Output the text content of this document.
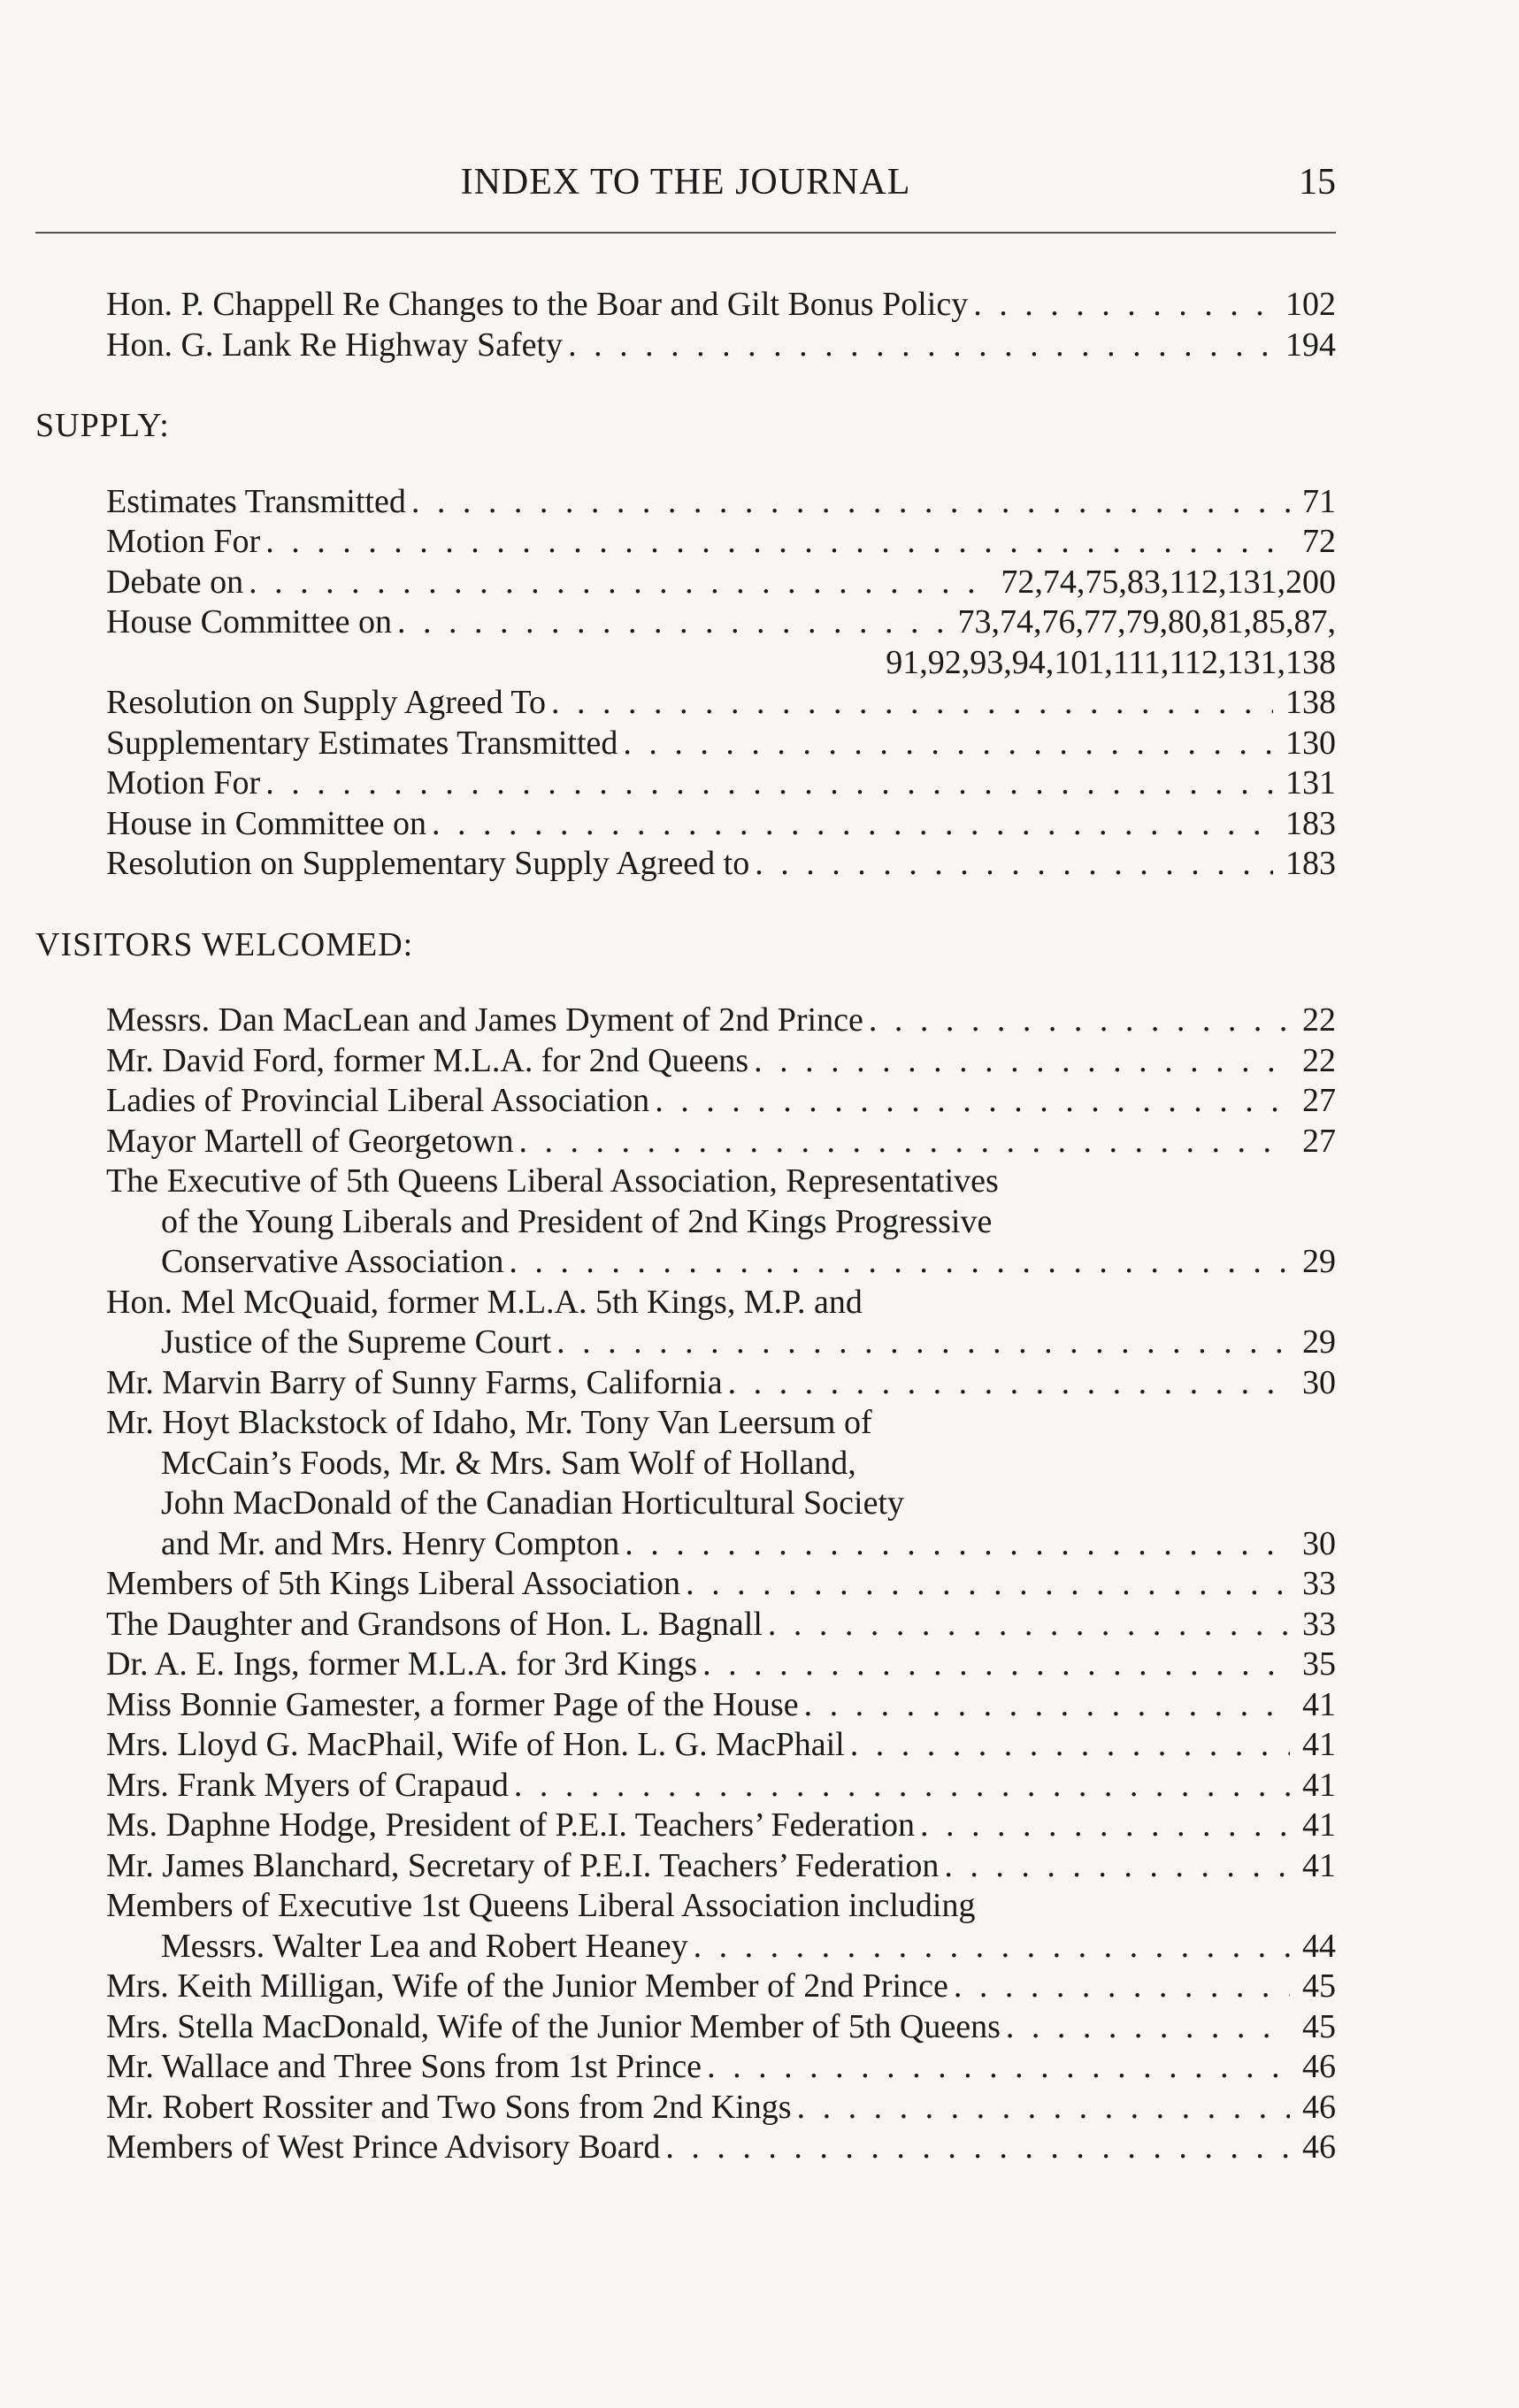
INDEX TO THE JOURNAL	15
Hon. P. Chappell Re Changes to the Boar and Gilt Bonus Policy . . .	102
Hon. G. Lank Re Highway Safety . . .	194
SUPPLY:
Estimates Transmitted . . .	71
Motion For . . .	72
Debate on . . .	72,74,75,83,112,131,200
House Committee on . . .	73,74,76,77,79,80,81,85,87,
91,92,93,94,101,111,112,131,138
Resolution on Supply Agreed To . . .	138
Supplementary Estimates Transmitted . . .	130
Motion For . . .	131
House in Committee on . . .	183
Resolution on Supplementary Supply Agreed to . . .	183
VISITORS WELCOMED:
Messrs. Dan MacLean and James Dyment of 2nd Prince . . .	22
Mr. David Ford, former M.L.A. for 2nd Queens . . .	22
Ladies of Provincial Liberal Association . . .	27
Mayor Martell of Georgetown . . .	27
The Executive of 5th Queens Liberal Association, Representatives
of the Young Liberals and President of 2nd Kings Progressive
Conservative Association . . .	29
Hon. Mel McQuaid, former M.L.A. 5th Kings, M.P. and
Justice of the Supreme Court . . .	29
Mr. Marvin Barry of Sunny Farms, California . . .	30
Mr. Hoyt Blackstock of Idaho, Mr. Tony Van Leersum of
McCain’s Foods, Mr. & Mrs. Sam Wolf of Holland,
John MacDonald of the Canadian Horticultural Society
and Mr. and Mrs. Henry Compton . . .	30
Members of 5th Kings Liberal Association . . .	33
The Daughter and Grandsons of Hon. L. Bagnall . . .	33
Dr. A. E. Ings, former M.L.A. for 3rd Kings . . .	35
Miss Bonnie Gamester, a former Page of the House . . .	41
Mrs. Lloyd G. MacPhail, Wife of Hon. L. G. MacPhail . . .	41
Mrs. Frank Myers of Crapaud . . .	41
Ms. Daphne Hodge, President of P.E.I. Teachers’ Federation . . .	41
Mr. James Blanchard, Secretary of P.E.I. Teachers’ Federation . . .	41
Members of Executive 1st Queens Liberal Association including
Messrs. Walter Lea and Robert Heaney . . .	44
Mrs. Keith Milligan, Wife of the Junior Member of 2nd Prince . . .	45
Mrs. Stella MacDonald, Wife of the Junior Member of 5th Queens . . .	45
Mr. Wallace and Three Sons from 1st Prince . . .	46
Mr. Robert Rossiter and Two Sons from 2nd Kings . . .	46
Members of West Prince Advisory Board . . .	46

============================================================

- **Job**
Report each line in the preceding entries that holds the string "Kings".

- **Output for this task**
of the Young Liberals and President of 2nd Kings Progressive
Hon. Mel McQuaid, former M.L.A. 5th Kings, M.P. and
Members of 5th Kings Liberal Association . . .	33
Dr. A. E. Ings, former M.L.A. for 3rd Kings . . .	35
Mr. Robert Rossiter and Two Sons from 2nd Kings . . .	46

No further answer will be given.